= MATERIAL TO PROCESS =
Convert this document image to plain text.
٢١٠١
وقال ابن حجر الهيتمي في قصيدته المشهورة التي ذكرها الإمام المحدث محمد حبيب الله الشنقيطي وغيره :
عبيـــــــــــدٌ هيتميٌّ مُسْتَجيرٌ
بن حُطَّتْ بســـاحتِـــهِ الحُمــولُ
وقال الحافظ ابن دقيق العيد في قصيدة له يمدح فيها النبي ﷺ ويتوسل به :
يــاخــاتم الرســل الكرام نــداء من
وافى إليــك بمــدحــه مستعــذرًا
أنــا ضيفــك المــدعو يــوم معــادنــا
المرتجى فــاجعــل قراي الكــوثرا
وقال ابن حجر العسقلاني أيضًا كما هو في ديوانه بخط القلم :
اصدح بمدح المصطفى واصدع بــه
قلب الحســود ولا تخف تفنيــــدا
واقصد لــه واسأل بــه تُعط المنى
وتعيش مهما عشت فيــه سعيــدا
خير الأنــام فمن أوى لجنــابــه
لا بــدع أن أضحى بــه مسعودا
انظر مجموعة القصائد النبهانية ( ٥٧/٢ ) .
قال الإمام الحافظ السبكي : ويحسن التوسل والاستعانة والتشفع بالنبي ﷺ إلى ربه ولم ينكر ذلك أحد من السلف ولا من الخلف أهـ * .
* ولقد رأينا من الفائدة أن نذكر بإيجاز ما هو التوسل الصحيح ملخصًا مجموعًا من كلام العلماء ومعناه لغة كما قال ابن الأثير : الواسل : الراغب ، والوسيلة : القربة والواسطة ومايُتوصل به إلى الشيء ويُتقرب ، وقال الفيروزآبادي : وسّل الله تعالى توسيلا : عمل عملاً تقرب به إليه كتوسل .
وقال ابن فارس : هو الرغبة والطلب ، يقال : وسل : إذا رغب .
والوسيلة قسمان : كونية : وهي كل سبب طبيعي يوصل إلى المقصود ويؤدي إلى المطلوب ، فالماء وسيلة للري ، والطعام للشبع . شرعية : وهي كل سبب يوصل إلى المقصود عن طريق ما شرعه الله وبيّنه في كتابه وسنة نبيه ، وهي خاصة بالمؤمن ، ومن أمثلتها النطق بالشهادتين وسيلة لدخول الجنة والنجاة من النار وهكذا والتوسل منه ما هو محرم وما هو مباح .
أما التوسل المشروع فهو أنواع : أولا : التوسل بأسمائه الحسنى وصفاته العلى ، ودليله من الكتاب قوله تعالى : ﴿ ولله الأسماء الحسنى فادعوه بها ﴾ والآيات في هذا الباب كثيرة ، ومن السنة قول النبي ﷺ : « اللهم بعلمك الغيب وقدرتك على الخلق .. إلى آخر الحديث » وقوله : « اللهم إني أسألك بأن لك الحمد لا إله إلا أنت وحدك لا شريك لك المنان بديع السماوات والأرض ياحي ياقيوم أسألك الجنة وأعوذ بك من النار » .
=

= TASK TO COMPLETE =
Nothing may be left out: return each entry exactly as it reads.

= REPLY =
Convert this document image to plain text.
٢١٠١
وقال ابن حجر الهيتمي في قصيدته المشهورة التي ذكرها الإمام المحدث محمد حبيب الله الشنقيطي وغيره :
عبيـــــــــــدٌ هيتميٌّ مُسْتَجيرٌ
بن حُطَّتْ بســـاحتِـــهِ الحُمــولُ
وقال الحافظ ابن دقيق العيد في قصيدة له يمدح فيها النبي ﷺ ويتوسل به :
يــاخــاتم الرســل الكرام نــداء من
وافى إليــك بمــدحــه مستعــذرًا
أنــا ضيفــك المــدعو يــوم معــادنــا
المرتجى فــاجعــل قراي الكــوثرا
وقال ابن حجر العسقلاني أيضًا كما هو في ديوانه بخط القلم :
اصدح بمدح المصطفى واصدع بــه
قلب الحســود ولا تخف تفنيــــدا
واقصد لــه واسأل بــه تُعط المنى
وتعيش مهما عشت فيــه سعيــدا
خير الأنــام فمن أوى لجنــابــه
لا بــدع أن أضحى بــه مسعودا
انظر مجموعة القصائد النبهانية ( ٥٧/٢ ) .
قال الإمام الحافظ السبكي : ويحسن التوسل والاستعانة والتشفع بالنبي ﷺ إلى ربه ولم ينكر ذلك أحد من السلف ولا من الخلف أهـ * .
* ولقد رأينا من الفائدة أن نذكر بإيجاز ما هو التوسل الصحيح ملخصًا مجموعًا من كلام العلماء ومعناه لغة كما قال ابن الأثير : الواسل : الراغب ، والوسيلة : القربة والواسطة ومايُتوصل به إلى الشيء ويُتقرب ، وقال الفيروزآبادي : وسّل الله تعالى توسيلا : عمل عملاً تقرب به إليه كتوسل .
وقال ابن فارس : هو الرغبة والطلب ، يقال : وسل : إذا رغب .
والوسيلة قسمان : كونية : وهي كل سبب طبيعي يوصل إلى المقصود ويؤدي إلى المطلوب ، فالماء وسيلة للري ، والطعام للشبع . شرعية : وهي كل سبب يوصل إلى المقصود عن طريق ما شرعه الله وبيّنه في كتابه وسنة نبيه ، وهي خاصة بالمؤمن ، ومن أمثلتها النطق بالشهادتين وسيلة لدخول الجنة والنجاة من النار وهكذا والتوسل منه ما هو محرم وما هو مباح .
أما التوسل المشروع فهو أنواع : أولا : التوسل بأسمائه الحسنى وصفاته العلى ، ودليله من الكتاب قوله تعالى : ﴿ ولله الأسماء الحسنى فادعوه بها ﴾ والآيات في هذا الباب كثيرة ، ومن السنة قول النبي ﷺ : « اللهم بعلمك الغيب وقدرتك على الخلق .. إلى آخر الحديث » وقوله : « اللهم إني أسألك بأن لك الحمد لا إله إلا أنت وحدك لا شريك لك المنان بديع السماوات والأرض ياحي ياقيوم أسألك الجنة وأعوذ بك من النار » .
=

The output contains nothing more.